(Текст для чтения):

◇ ◇ ◇ ◇ ◇

Наши западники-либералы (не анархисты) остались и до сих пор верны старым политическим идеалам Западной Европы и по-прежнему влюблены в практические установившиеся в ней либерально-политические формы, не замечая, в своей близорукости, что они уже износились и лезут врозь со всех сторон. Они, наши либералы, томятся теми же властолюбивыми вожделениями. Препятствий для проведения в жизнь тех «правовых западных политических порядков», о которых они подчас заявляют в газетах, не предвидится, по их мнению, ни в чиновной, бюрократической среде (по крайней мере петербургской), ни даже на многих высших чредах государственного служения. Но есть одно досадное препятствие, с которым так или иначе приходится считаться, — это безделица! — целые 80 % всего населения, то есть весь русский народ и, разумеется, все, что с этим наглым фактом и понятием связано: народность, предания русской истории, чувство национальной чести и т. д., и что, к «досаде либералов», постоянно живится в русском общественном сознании журналами и газетами с русским направлением. Вот откуда такая ненависть наших «либералов» и к «Руси»… Если собрать в одно целое главные мотивы, повторяющиеся в печати «либерального» лагеря, то внутренняя логическая их связь выступает сама собою. Именно ввиду того сопротивления, которое может быть оказано с народной стороны успеху западноевропейских либеральных политических доктрин и осуществлению таковых же идеалов с предоставлением, в силу западного «правового порядка», преобладающего значения либеральствующей опричнине, необходимо:

1) Отрицать, прежде всего в печати и на кафедрах, не только самобытность, но и всякую способность русского народа к самобытности в сфере религиозных, нравственных и политических идей («Русская Мысль», г. Головачев). Отрицать вместе с тем всякое жизненное оригинальное начало в русской истории, всякое явление духа истины, отрицать в ней присутствие каких бы то ни было иных основ, кроме «плети и палки», исповедуя при этом, что единственный руководящий, спасительный «свет» для России исходит с Запада и, следовательно путь, которым она должна следовать, указывается Западом. («Русская Мысль», статьи Дитятина, профессора (!) Харьковского университета… Несчастные студенты!). Мы назвали только эти три статьи потому, что они капитальнее других во множестве рассеянных в либеральной прессе. (Оговоримся. Сам редактор «Русской Мысли» г. Юрьев — человек, бесспорно, честный, но в простодушии своем не ведающий большею частью, ни что печатается в его журнале, ни куда ведут его сотрудники, хотя расточаемые ему хвалебные отзывы «Русских Курьеров» и «Московских Телеграфов» должны бы, кажется, раскрыть глаза и слепому).

◇ ◇ ◇ ◇ ◇

(Данные о расположении элементов):
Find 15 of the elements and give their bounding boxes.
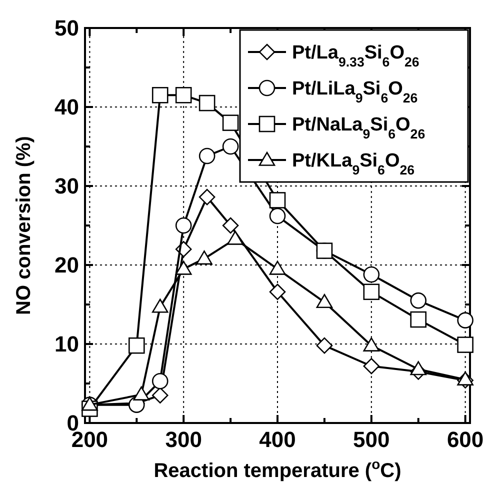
x-tick-label: 400 <box>259 427 296 452</box>
y-tick-label: 30 <box>54 174 79 199</box>
legend-label: Pt/La$_{9.33}$Si$_{6}$O$_{26}$ <box>292 42 420 70</box>
x-tick-label: 500 <box>353 427 390 452</box>
x-axis-title: Reaction temperature ($^{o}$C) <box>154 456 402 482</box>
legend-label: Pt/LiLa$_{9}$Si$_{6}$O$_{26}$ <box>292 78 418 106</box>
legend-label: Pt/NaLa$_{9}$Si$_{6}$O$_{26}$ <box>292 114 426 142</box>
x-tick-label: 600 <box>446 427 484 452</box>
y-axis-title: NO conversion (%) <box>13 136 35 315</box>
x-tick-label: 300 <box>165 427 202 452</box>
y-tick-label: 40 <box>54 94 79 120</box>
y-tick-label: 20 <box>54 252 79 278</box>
y-tick-label: 50 <box>54 16 79 41</box>
legend-label: Pt/KLa$_{9}$Si$_{6}$O$_{26}$ <box>292 150 415 178</box>
y-tick-label: 10 <box>54 332 79 357</box>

◇ ◇ ◇ ◇ ◇

(Короткое задание A): Выпишите все фамилии людей, которые упоминаются в тексте о западниках-либералах.
(Короткое задание B): Перепечатайте строка в строку все записи из исходных данных. Картинки в ответ не включайте.

(Готовое решение A): Головачев, Дитятин, Юрьев

(Готовое решение B):
Find 15 of the elements and give their bounding boxes.
x-tick-label: 400 <box>259 427 296 452</box>
y-tick-label: 30 <box>54 174 79 199</box>
legend-label: Pt/La$_{9.33}$Si$_{6}$O$_{26}$ <box>292 42 420 70</box>
x-tick-label: 500 <box>353 427 390 452</box>
x-axis-title: Reaction temperature ($^{o}$C) <box>154 456 402 482</box>
legend-label: Pt/LiLa$_{9}$Si$_{6}$O$_{26}$ <box>292 78 418 106</box>
legend-label: Pt/NaLa$_{9}$Si$_{6}$O$_{26}$ <box>292 114 426 142</box>
x-tick-label: 600 <box>446 427 484 452</box>
y-axis-title: NO conversion (%) <box>13 136 35 315</box>
x-tick-label: 300 <box>165 427 202 452</box>
y-tick-label: 40 <box>54 94 79 120</box>
y-tick-label: 20 <box>54 252 79 278</box>
y-tick-label: 50 <box>54 16 79 41</box>
legend-label: Pt/KLa$_{9}$Si$_{6}$O$_{26}$ <box>292 150 415 178</box>
y-tick-label: 10 <box>54 332 79 357</box>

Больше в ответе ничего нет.